WORK INSTRUCTION
Pick out the lines below with "mRNA" and list them.

RECORDED INFORMATION
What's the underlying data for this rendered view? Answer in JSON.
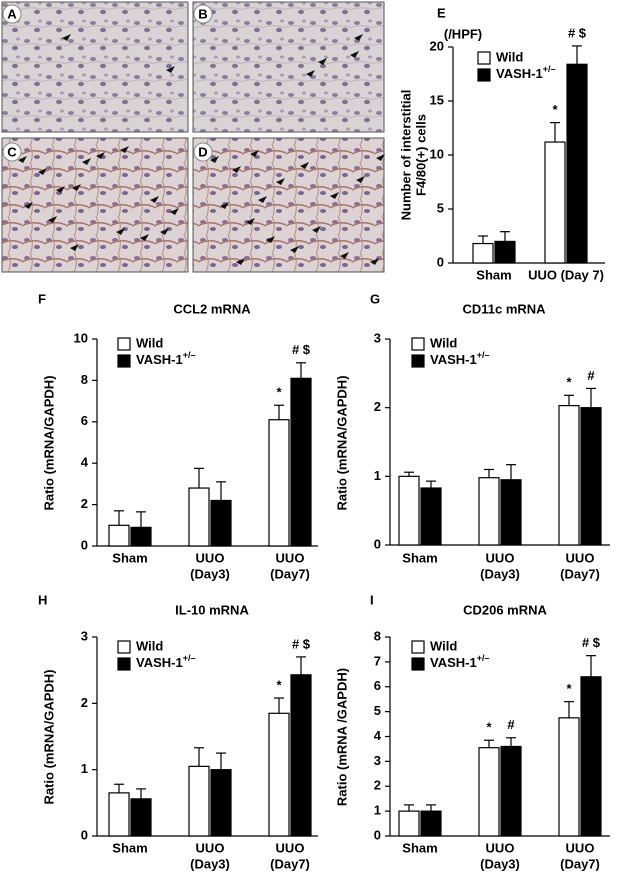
{
  "micrographs": {
    "labels": [
      "A",
      "B",
      "C",
      "D"
    ]
  },
  "chart_data": [
    {
      "type": "bar",
      "label": "E",
      "unit_label": "(/HPF)",
      "ylabel": [
        "Number of interstitial",
        "F4/80(+) cells"
      ],
      "categories": [
        "Sham",
        "UUO (Day 7)"
      ],
      "ylim": [
        0,
        20
      ],
      "yticks": [
        0,
        5,
        10,
        15,
        20
      ],
      "series": [
        {
          "name": "Wild",
          "color": "#ffffff",
          "values": [
            1.8,
            11.2
          ],
          "errors": [
            0.7,
            1.8
          ],
          "annotations": [
            null,
            "*"
          ]
        },
        {
          "name": "VASH-1+/–",
          "color": "#000000",
          "values": [
            2.0,
            18.4
          ],
          "errors": [
            0.9,
            1.7
          ],
          "annotations": [
            null,
            "# $"
          ]
        }
      ]
    },
    {
      "type": "bar",
      "label": "F",
      "title": "CCL2  mRNA",
      "ylabel": "Ratio (mRNA/GAPDH)",
      "categories": [
        [
          "Sham"
        ],
        [
          "UUO",
          "(Day3)"
        ],
        [
          "UUO",
          "(Day7)"
        ]
      ],
      "ylim": [
        0,
        10
      ],
      "yticks": [
        0,
        2,
        4,
        6,
        8,
        10
      ],
      "series": [
        {
          "name": "Wild",
          "color": "#ffffff",
          "values": [
            1.0,
            2.8,
            6.1
          ],
          "errors": [
            0.7,
            0.95,
            0.7
          ],
          "annotations": [
            null,
            null,
            "*"
          ]
        },
        {
          "name": "VASH-1+/–",
          "color": "#000000",
          "values": [
            0.9,
            2.2,
            8.1
          ],
          "errors": [
            0.75,
            0.9,
            0.75
          ],
          "annotations": [
            null,
            null,
            "# $"
          ]
        }
      ]
    },
    {
      "type": "bar",
      "label": "G",
      "title": "CD11c  mRNA",
      "ylabel": "Ratio (mRNA/GAPDH)",
      "categories": [
        [
          "Sham"
        ],
        [
          "UUO",
          "(Day3)"
        ],
        [
          "UUO",
          "(Day7)"
        ]
      ],
      "ylim": [
        0,
        3
      ],
      "yticks": [
        0,
        1,
        2,
        3
      ],
      "series": [
        {
          "name": "Wild",
          "color": "#ffffff",
          "values": [
            1.0,
            0.98,
            2.03
          ],
          "errors": [
            0.06,
            0.12,
            0.15
          ],
          "annotations": [
            null,
            null,
            "*"
          ]
        },
        {
          "name": "VASH-1+/–",
          "color": "#000000",
          "values": [
            0.83,
            0.95,
            2.0
          ],
          "errors": [
            0.1,
            0.22,
            0.28
          ],
          "annotations": [
            null,
            null,
            "#"
          ]
        }
      ]
    },
    {
      "type": "bar",
      "label": "H",
      "title": "IL-10  mRNA",
      "ylabel": "Ratio (mRNA/GAPDH)",
      "categories": [
        [
          "Sham"
        ],
        [
          "UUO",
          "(Day3)"
        ],
        [
          "UUO",
          "(Day7)"
        ]
      ],
      "ylim": [
        0,
        3
      ],
      "yticks": [
        0,
        1,
        2,
        3
      ],
      "series": [
        {
          "name": "Wild",
          "color": "#ffffff",
          "values": [
            0.65,
            1.05,
            1.85
          ],
          "errors": [
            0.13,
            0.28,
            0.23
          ],
          "annotations": [
            null,
            null,
            "*"
          ]
        },
        {
          "name": "VASH-1+/–",
          "color": "#000000",
          "values": [
            0.56,
            1.0,
            2.43
          ],
          "errors": [
            0.15,
            0.25,
            0.27
          ],
          "annotations": [
            null,
            null,
            "# $"
          ]
        }
      ]
    },
    {
      "type": "bar",
      "label": "I",
      "title": "CD206  mRNA",
      "ylabel": "Ratio (mRNA /GAPDH)",
      "categories": [
        [
          "Sham"
        ],
        [
          "UUO",
          "(Day3)"
        ],
        [
          "UUO",
          "(Day7)"
        ]
      ],
      "ylim": [
        0,
        8
      ],
      "yticks": [
        0,
        1,
        2,
        3,
        4,
        5,
        6,
        7,
        8
      ],
      "series": [
        {
          "name": "Wild",
          "color": "#ffffff",
          "values": [
            1.0,
            3.55,
            4.75
          ],
          "errors": [
            0.25,
            0.3,
            0.65
          ],
          "annotations": [
            null,
            "*",
            "*"
          ]
        },
        {
          "name": "VASH-1+/–",
          "color": "#000000",
          "values": [
            1.0,
            3.6,
            6.4
          ],
          "errors": [
            0.25,
            0.35,
            0.85
          ],
          "annotations": [
            null,
            "#",
            "# $"
          ]
        }
      ]
    }
  ]
}
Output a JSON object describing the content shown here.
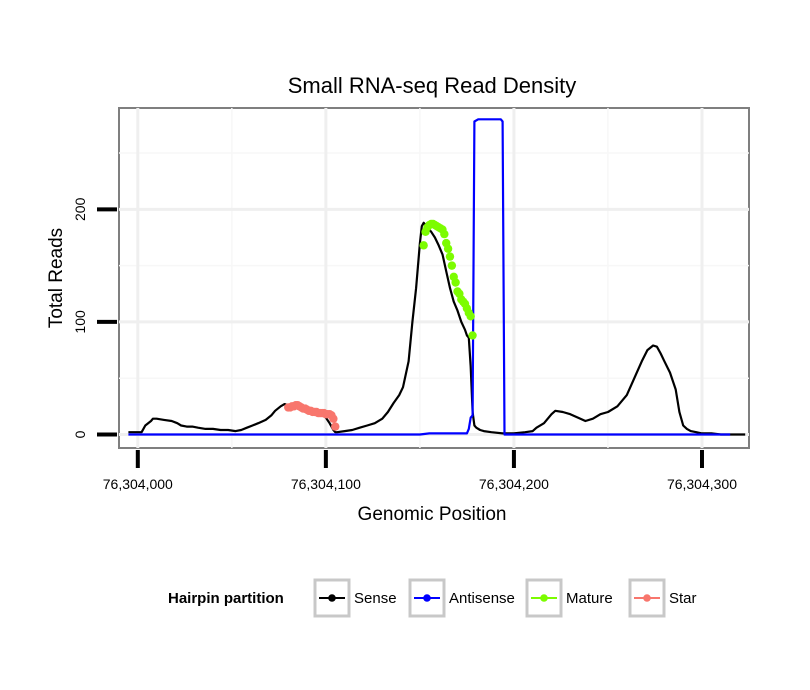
{
  "chart_data": {
    "type": "line",
    "title": "Small RNA-seq Read Density",
    "xlabel": "Genomic Position",
    "ylabel": "Total Reads",
    "xlim": [
      76303990,
      76304325
    ],
    "ylim": [
      -12,
      290
    ],
    "x_ticks": [
      76304000,
      76304100,
      76304200,
      76304300
    ],
    "x_tick_labels": [
      "76,304,000",
      "76,304,100",
      "76,304,200",
      "76,304,300"
    ],
    "y_ticks": [
      0,
      100,
      200
    ],
    "y_tick_labels": [
      "0",
      "100",
      "200"
    ],
    "grid": true,
    "legend": {
      "title": "Hairpin partition",
      "position": "bottom",
      "entries": [
        {
          "label": "Sense",
          "color": "#000000"
        },
        {
          "label": "Antisense",
          "color": "#0000ff"
        },
        {
          "label": "Mature",
          "color": "#7cfc00"
        },
        {
          "label": "Star",
          "color": "#f8766d"
        }
      ]
    },
    "series": [
      {
        "name": "Sense",
        "color": "#000000",
        "style": "line",
        "x": [
          76303995,
          76304002,
          76304004,
          76304007,
          76304008,
          76304010,
          76304014,
          76304018,
          76304021,
          76304023,
          76304026,
          76304029,
          76304032,
          76304036,
          76304040,
          76304044,
          76304048,
          76304052,
          76304055,
          76304058,
          76304061,
          76304064,
          76304068,
          76304071,
          76304073,
          76304076,
          76304078,
          76304080,
          76304082,
          76304085,
          76304088,
          76304092,
          76304095,
          76304098,
          76304100,
          76304102,
          76304104,
          76304105,
          76304106,
          76304110,
          76304114,
          76304118,
          76304122,
          76304126,
          76304130,
          76304133,
          76304136,
          76304139,
          76304141,
          76304144,
          76304146,
          76304148,
          76304150,
          76304151,
          76304152,
          76304153,
          76304154,
          76304156,
          76304158,
          76304160,
          76304162,
          76304164,
          76304166,
          76304168,
          76304170,
          76304172,
          76304174,
          76304175,
          76304176,
          76304177,
          76304178,
          76304179,
          76304180,
          76304182,
          76304184,
          76304188,
          76304194,
          76304200,
          76304206,
          76304210,
          76304212,
          76304216,
          76304220,
          76304222,
          76304226,
          76304230,
          76304234,
          76304238,
          76304242,
          76304246,
          76304250,
          76304255,
          76304260,
          76304264,
          76304268,
          76304271,
          76304274,
          76304276,
          76304278,
          76304280,
          76304283,
          76304286,
          76304288,
          76304290,
          76304292,
          76304294,
          76304297,
          76304300,
          76304305,
          76304310,
          76304315,
          76304318,
          76304323
        ],
        "y": [
          2,
          2,
          8,
          12,
          14,
          14,
          13,
          12,
          10,
          8,
          7,
          7,
          6,
          5,
          5,
          4,
          4,
          3,
          4,
          6,
          8,
          10,
          13,
          17,
          21,
          25,
          27,
          26,
          25,
          23,
          22,
          21,
          20,
          18,
          15,
          10,
          4,
          2,
          2,
          3,
          4,
          6,
          8,
          10,
          14,
          20,
          28,
          35,
          42,
          65,
          100,
          130,
          170,
          185,
          188,
          186,
          184,
          180,
          175,
          168,
          160,
          145,
          130,
          118,
          110,
          100,
          93,
          88,
          86,
          60,
          20,
          8,
          6,
          4,
          3,
          2,
          1,
          1,
          2,
          3,
          6,
          10,
          18,
          21,
          20,
          18,
          15,
          12,
          14,
          18,
          20,
          25,
          35,
          50,
          65,
          75,
          79,
          78,
          72,
          65,
          55,
          40,
          20,
          8,
          5,
          3,
          2,
          1,
          1,
          0,
          0,
          0,
          0
        ]
      },
      {
        "name": "Antisense",
        "color": "#0000ff",
        "style": "line",
        "x": [
          76303995,
          76304050,
          76304100,
          76304150,
          76304155,
          76304164,
          76304170,
          76304175,
          76304176,
          76304177,
          76304178,
          76304179,
          76304181,
          76304190,
          76304193,
          76304194,
          76304195,
          76304250,
          76304300,
          76304315
        ],
        "y": [
          0,
          0,
          0,
          0,
          1,
          1,
          1,
          1,
          5,
          15,
          17,
          278,
          280,
          280,
          280,
          278,
          0,
          0,
          0,
          0
        ]
      },
      {
        "name": "Mature",
        "color": "#7cfc00",
        "style": "points",
        "x": [
          76304152,
          76304153,
          76304154,
          76304155,
          76304156,
          76304157,
          76304158,
          76304159,
          76304160,
          76304161,
          76304162,
          76304163,
          76304164,
          76304165,
          76304166,
          76304167,
          76304168,
          76304169,
          76304170,
          76304171,
          76304172,
          76304173,
          76304174,
          76304175,
          76304176,
          76304177,
          76304178
        ],
        "y": [
          168,
          180,
          184,
          186,
          187,
          187,
          186,
          185,
          184,
          183,
          182,
          178,
          170,
          165,
          158,
          150,
          140,
          135,
          127,
          125,
          120,
          118,
          116,
          112,
          108,
          105,
          88
        ]
      },
      {
        "name": "Star",
        "color": "#f8766d",
        "style": "points",
        "x": [
          76304080,
          76304081,
          76304082,
          76304083,
          76304084,
          76304085,
          76304086,
          76304087,
          76304088,
          76304089,
          76304090,
          76304091,
          76304092,
          76304093,
          76304094,
          76304095,
          76304096,
          76304097,
          76304098,
          76304099,
          76304100,
          76304101,
          76304102,
          76304103,
          76304104,
          76304105
        ],
        "y": [
          24,
          24,
          25,
          25,
          26,
          26,
          25,
          24,
          23,
          23,
          22,
          21,
          21,
          20,
          20,
          20,
          19,
          19,
          19,
          19,
          18,
          18,
          18,
          17,
          14,
          7
        ]
      }
    ]
  }
}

ANSWER AREA
      "title": "CCL2  mRNA",
      "ylabel": "Ratio (mRNA/GAPDH)",
      "title": "CD11c  mRNA",
      "ylabel": "Ratio (mRNA/GAPDH)",
      "title": "IL-10  mRNA",
      "ylabel": "Ratio (mRNA/GAPDH)",
      "title": "CD206  mRNA",
      "ylabel": "Ratio (mRNA /GAPDH)",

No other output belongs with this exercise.